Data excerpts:
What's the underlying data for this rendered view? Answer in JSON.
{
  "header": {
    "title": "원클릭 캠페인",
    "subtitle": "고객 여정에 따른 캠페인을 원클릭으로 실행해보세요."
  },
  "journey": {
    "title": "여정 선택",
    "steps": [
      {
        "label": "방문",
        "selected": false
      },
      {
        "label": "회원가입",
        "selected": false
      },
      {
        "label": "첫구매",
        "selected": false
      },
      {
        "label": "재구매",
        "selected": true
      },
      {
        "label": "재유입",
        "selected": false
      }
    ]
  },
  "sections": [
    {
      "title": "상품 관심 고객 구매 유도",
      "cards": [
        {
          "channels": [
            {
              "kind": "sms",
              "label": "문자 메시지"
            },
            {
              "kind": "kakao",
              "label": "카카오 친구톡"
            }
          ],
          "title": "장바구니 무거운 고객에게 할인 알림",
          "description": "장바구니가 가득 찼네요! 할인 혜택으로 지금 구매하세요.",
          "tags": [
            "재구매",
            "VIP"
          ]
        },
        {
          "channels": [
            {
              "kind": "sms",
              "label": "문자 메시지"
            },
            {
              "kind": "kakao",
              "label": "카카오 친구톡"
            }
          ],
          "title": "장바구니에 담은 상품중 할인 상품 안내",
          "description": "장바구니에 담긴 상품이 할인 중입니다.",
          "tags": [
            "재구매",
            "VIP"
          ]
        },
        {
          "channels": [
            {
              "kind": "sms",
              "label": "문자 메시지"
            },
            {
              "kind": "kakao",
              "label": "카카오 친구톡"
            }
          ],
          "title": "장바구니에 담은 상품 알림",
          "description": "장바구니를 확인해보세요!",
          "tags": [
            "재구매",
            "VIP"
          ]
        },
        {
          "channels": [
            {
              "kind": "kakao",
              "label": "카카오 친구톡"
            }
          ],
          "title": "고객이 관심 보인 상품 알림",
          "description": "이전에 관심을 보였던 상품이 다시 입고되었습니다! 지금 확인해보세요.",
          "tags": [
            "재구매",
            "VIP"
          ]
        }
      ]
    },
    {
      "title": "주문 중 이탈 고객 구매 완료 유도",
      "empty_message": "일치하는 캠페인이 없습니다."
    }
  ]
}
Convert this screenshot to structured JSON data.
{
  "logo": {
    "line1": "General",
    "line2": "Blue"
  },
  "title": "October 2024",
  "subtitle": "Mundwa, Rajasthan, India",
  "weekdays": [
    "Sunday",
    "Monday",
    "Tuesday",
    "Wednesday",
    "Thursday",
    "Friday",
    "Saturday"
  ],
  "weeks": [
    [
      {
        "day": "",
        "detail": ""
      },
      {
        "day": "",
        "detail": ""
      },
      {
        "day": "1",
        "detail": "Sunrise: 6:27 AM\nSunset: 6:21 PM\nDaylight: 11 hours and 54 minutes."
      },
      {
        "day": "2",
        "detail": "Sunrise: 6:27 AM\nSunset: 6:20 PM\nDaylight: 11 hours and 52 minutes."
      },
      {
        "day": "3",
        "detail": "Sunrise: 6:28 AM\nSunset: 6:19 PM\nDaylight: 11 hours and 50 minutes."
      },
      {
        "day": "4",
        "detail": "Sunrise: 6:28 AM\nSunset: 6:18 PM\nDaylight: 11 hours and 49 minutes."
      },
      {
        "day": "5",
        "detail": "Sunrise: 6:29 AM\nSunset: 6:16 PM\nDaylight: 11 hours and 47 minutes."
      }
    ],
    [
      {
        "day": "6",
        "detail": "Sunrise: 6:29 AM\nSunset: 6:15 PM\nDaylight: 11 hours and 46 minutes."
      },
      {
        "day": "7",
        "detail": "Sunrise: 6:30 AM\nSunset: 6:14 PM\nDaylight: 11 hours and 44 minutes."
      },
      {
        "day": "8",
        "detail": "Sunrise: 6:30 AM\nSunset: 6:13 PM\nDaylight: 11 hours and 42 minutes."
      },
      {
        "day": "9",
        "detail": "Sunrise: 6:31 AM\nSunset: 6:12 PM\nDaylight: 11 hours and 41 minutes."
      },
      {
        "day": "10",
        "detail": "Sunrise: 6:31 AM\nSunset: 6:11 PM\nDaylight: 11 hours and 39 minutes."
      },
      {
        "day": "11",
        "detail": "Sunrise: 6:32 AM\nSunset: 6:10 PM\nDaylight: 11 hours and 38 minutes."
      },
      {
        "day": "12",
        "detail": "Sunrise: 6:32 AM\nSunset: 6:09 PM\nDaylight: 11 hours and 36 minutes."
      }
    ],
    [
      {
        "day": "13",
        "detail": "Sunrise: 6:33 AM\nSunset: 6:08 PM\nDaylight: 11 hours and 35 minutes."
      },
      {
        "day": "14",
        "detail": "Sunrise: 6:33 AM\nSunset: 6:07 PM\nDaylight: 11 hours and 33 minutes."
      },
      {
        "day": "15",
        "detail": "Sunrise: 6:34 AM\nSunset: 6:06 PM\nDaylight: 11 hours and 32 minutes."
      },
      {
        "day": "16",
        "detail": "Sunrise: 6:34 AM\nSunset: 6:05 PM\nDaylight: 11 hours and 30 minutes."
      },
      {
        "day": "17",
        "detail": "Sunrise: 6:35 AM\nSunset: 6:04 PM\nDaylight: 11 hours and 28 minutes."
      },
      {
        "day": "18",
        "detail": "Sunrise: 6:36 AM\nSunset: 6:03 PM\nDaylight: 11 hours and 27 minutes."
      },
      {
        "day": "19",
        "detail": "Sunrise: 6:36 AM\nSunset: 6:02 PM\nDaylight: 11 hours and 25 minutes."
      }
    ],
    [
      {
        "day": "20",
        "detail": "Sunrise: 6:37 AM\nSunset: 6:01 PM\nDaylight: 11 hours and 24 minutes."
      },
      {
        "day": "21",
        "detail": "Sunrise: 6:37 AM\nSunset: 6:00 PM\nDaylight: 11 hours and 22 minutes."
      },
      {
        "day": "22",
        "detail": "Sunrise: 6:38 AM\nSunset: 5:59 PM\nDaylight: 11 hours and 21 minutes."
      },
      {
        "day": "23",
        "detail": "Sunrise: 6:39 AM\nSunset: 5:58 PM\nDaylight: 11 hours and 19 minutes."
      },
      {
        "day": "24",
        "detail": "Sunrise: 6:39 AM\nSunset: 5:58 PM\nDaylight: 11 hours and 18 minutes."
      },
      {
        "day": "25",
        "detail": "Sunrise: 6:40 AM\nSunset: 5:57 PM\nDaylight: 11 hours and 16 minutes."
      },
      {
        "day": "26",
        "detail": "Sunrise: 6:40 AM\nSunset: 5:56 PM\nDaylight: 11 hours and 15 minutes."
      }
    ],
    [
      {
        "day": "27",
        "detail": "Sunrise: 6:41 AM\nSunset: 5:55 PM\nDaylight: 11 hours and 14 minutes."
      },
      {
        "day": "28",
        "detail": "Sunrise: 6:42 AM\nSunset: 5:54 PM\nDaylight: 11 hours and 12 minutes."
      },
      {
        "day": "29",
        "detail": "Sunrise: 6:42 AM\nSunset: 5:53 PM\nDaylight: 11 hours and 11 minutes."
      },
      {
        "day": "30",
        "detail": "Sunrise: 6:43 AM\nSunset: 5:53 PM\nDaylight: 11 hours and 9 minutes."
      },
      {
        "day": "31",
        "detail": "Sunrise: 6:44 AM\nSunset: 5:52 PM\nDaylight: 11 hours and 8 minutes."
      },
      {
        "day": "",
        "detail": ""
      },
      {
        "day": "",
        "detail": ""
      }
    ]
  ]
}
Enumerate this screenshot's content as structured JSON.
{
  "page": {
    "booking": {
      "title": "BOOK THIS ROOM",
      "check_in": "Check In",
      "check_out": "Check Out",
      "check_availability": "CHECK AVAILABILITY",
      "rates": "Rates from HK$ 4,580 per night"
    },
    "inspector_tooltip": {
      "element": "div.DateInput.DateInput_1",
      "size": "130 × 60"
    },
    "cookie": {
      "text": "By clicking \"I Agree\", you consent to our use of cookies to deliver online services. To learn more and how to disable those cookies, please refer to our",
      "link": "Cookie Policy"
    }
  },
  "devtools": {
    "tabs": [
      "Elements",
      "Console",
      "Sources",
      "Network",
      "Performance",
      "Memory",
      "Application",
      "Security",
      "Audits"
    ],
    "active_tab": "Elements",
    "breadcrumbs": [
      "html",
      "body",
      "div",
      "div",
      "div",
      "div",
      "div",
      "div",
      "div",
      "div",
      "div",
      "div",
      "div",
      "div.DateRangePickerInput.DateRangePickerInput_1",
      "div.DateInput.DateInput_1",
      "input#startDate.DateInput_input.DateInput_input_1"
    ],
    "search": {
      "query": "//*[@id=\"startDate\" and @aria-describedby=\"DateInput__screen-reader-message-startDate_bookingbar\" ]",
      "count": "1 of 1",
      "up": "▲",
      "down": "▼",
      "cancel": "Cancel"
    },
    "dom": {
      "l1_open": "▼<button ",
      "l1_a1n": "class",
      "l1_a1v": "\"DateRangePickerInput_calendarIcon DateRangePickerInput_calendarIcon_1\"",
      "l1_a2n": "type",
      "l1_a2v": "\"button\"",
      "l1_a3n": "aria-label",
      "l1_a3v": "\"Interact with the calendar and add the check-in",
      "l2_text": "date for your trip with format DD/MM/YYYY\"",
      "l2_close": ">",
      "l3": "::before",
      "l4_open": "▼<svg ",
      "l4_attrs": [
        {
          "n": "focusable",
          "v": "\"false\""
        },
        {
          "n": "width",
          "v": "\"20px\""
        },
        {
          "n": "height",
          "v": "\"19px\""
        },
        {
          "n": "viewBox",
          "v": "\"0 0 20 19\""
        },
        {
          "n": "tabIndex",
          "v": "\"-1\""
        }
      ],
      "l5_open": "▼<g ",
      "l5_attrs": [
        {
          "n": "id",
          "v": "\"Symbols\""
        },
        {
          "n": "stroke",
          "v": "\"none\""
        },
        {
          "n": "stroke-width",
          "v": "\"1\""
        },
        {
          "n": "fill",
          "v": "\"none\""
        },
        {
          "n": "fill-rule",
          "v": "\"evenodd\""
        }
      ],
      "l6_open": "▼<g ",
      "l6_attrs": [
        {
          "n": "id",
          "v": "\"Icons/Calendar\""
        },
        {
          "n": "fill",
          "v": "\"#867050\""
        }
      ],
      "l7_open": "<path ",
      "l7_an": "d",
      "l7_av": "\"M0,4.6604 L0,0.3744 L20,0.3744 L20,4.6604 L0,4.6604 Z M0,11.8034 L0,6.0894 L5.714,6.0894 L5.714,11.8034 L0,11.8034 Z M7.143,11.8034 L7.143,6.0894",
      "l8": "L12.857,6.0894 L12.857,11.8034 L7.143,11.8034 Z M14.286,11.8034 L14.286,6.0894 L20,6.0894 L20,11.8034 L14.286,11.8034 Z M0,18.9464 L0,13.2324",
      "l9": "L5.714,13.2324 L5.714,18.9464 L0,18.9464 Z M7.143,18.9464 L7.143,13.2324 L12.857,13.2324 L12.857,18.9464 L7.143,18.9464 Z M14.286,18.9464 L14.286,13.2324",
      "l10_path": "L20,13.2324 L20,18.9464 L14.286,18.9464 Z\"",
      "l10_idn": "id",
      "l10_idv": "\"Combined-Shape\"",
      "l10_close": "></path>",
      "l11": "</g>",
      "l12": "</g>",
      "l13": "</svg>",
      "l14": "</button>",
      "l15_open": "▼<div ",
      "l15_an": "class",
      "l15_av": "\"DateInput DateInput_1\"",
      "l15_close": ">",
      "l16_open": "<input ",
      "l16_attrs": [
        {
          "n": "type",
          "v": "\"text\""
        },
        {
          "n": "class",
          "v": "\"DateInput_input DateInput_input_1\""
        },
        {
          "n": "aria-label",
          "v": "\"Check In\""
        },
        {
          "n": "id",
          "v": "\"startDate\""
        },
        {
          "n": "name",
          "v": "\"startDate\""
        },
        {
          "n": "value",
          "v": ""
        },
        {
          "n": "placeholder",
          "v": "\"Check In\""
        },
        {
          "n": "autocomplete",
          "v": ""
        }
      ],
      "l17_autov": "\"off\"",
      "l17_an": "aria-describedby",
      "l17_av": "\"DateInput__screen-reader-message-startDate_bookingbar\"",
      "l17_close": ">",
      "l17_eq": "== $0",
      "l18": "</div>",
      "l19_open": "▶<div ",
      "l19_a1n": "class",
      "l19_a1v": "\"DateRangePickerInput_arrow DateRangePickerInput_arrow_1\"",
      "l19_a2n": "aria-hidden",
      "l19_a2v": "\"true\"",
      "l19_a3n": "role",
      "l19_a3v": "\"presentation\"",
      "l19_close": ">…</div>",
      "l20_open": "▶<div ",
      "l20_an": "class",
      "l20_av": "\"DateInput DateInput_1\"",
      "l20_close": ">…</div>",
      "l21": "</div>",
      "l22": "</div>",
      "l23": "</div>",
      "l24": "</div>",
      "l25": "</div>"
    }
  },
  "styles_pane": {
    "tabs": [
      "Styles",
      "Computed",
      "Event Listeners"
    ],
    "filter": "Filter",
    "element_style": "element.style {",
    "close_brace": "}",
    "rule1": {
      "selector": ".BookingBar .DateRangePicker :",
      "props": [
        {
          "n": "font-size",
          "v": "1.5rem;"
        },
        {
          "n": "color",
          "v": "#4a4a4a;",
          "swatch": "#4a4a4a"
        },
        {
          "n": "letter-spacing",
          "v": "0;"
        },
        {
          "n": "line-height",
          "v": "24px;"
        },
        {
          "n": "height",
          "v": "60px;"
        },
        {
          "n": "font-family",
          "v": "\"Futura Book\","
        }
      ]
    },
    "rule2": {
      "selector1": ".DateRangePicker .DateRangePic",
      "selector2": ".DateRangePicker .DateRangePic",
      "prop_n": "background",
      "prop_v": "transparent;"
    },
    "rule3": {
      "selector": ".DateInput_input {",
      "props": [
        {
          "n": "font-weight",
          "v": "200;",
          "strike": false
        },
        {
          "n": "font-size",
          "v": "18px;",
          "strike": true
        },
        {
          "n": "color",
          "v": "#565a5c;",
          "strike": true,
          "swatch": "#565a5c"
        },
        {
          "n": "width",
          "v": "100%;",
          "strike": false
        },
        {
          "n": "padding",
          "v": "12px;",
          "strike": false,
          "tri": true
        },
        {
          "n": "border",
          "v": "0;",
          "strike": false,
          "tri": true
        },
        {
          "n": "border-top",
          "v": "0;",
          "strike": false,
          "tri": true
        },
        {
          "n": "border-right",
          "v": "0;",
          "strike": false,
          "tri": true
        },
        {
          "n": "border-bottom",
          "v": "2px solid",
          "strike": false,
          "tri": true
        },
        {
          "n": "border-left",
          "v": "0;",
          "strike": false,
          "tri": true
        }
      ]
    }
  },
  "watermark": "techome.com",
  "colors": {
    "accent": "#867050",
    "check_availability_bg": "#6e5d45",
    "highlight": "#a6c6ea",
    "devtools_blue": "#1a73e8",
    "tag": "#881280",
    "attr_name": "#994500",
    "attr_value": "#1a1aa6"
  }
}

▶ Set exercise
Looking at the records above, report how many lines contain the word "aria". Answer with the number only.

▶ Task result
5